**Given passage:**
# Math Help - solving differential equation using substution

1. ## solving differential equation using substution

DY/DX = (7X - 3Y)^3

I used substitution Z = (7X -3Y) Then seperate the variables but i cannot do the integration of 1/(Z^3 - 7) Unless i am supposed to use another substitution??

Thanks!

2. Originally Posted by Niall101
DY/DX = (7X - 3Y)^3

I used substitution Z = (7X -3Y) Then seperate the variables but i cannot do the integration of 1/(Z^3 - 7) Unless i am supposed to use another substitution??

Thanks!

**Problem statement:** In the forum thread on solving a differential equation, what substitution did the poster use? The entries are separate material, unrelated to the forum thread.

**Listed entries:**
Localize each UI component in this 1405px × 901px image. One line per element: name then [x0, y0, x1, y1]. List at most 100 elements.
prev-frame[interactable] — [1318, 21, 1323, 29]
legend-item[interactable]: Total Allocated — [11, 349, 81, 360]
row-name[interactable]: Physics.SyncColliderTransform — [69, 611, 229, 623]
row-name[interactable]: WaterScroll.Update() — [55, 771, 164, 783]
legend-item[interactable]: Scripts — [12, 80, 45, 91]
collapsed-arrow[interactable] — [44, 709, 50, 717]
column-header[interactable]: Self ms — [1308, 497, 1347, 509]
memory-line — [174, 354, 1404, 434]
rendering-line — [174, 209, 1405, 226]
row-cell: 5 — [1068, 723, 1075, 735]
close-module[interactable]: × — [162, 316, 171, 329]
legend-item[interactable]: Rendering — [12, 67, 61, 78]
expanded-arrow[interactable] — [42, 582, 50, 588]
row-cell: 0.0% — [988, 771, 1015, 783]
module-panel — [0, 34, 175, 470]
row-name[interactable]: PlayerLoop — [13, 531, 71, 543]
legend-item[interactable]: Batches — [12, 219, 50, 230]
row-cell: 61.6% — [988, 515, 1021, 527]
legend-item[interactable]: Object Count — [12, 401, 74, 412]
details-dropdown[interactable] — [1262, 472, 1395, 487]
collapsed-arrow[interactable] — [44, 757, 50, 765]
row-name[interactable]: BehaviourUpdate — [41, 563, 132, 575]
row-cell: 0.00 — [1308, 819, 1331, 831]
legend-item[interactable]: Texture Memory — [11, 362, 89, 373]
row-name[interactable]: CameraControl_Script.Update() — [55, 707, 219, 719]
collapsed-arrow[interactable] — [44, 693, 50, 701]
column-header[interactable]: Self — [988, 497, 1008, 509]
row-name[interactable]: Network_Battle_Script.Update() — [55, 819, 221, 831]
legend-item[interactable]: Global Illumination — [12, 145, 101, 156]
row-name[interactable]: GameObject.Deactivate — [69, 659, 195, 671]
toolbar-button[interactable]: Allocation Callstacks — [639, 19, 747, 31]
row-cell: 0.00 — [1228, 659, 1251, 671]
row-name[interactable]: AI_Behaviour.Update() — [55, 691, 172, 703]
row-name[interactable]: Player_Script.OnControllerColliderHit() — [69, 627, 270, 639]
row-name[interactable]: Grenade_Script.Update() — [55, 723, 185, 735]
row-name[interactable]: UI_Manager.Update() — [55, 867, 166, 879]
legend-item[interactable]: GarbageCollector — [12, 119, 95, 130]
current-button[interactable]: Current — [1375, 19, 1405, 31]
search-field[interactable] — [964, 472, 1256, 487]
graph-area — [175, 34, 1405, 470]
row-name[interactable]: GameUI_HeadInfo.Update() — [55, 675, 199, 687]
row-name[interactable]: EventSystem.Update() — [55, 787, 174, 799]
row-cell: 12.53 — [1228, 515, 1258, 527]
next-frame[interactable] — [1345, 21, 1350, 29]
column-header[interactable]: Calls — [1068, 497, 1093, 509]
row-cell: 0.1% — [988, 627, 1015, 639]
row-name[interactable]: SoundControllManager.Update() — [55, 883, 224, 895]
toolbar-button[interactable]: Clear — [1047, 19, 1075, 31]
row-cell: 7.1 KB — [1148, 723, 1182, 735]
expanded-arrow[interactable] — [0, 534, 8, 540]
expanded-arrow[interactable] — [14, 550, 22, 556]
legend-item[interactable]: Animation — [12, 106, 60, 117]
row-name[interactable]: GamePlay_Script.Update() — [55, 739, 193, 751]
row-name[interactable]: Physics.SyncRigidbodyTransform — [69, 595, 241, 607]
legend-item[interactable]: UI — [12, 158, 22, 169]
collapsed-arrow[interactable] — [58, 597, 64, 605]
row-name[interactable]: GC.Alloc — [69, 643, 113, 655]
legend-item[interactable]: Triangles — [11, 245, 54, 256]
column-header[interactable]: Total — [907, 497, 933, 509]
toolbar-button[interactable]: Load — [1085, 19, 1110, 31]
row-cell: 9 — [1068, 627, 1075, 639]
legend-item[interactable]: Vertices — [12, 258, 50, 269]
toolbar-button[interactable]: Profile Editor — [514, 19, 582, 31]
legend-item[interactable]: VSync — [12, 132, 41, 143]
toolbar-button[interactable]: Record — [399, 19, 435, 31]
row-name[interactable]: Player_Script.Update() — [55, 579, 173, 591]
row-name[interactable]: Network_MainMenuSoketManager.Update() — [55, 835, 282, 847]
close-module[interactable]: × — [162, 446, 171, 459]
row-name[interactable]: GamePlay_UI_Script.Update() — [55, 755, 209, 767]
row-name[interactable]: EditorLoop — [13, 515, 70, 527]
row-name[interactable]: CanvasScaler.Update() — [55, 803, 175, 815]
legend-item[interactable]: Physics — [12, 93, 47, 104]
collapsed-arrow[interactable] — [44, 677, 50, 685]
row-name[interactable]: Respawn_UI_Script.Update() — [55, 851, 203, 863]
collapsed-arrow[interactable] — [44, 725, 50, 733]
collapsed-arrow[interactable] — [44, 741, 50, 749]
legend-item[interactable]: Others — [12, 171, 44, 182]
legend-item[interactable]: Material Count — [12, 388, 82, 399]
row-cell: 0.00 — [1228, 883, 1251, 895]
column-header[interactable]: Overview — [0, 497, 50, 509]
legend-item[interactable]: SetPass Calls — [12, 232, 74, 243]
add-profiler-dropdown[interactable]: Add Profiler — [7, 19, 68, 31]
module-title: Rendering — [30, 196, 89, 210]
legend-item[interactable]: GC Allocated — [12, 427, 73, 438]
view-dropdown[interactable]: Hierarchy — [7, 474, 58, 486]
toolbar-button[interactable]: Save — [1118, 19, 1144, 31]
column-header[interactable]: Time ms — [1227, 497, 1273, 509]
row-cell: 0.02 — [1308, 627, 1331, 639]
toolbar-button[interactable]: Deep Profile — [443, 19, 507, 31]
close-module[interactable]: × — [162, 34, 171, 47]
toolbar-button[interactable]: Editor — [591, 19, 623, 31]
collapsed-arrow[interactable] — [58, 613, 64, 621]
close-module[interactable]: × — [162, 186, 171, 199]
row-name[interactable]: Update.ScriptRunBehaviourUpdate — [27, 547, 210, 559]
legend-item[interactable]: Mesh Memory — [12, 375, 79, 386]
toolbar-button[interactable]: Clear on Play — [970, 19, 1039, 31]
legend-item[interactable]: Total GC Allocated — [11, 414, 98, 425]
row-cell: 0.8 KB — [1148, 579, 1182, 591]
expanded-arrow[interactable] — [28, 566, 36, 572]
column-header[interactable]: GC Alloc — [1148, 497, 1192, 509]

**Reply to the exercise:** Z = (7X - 3Y)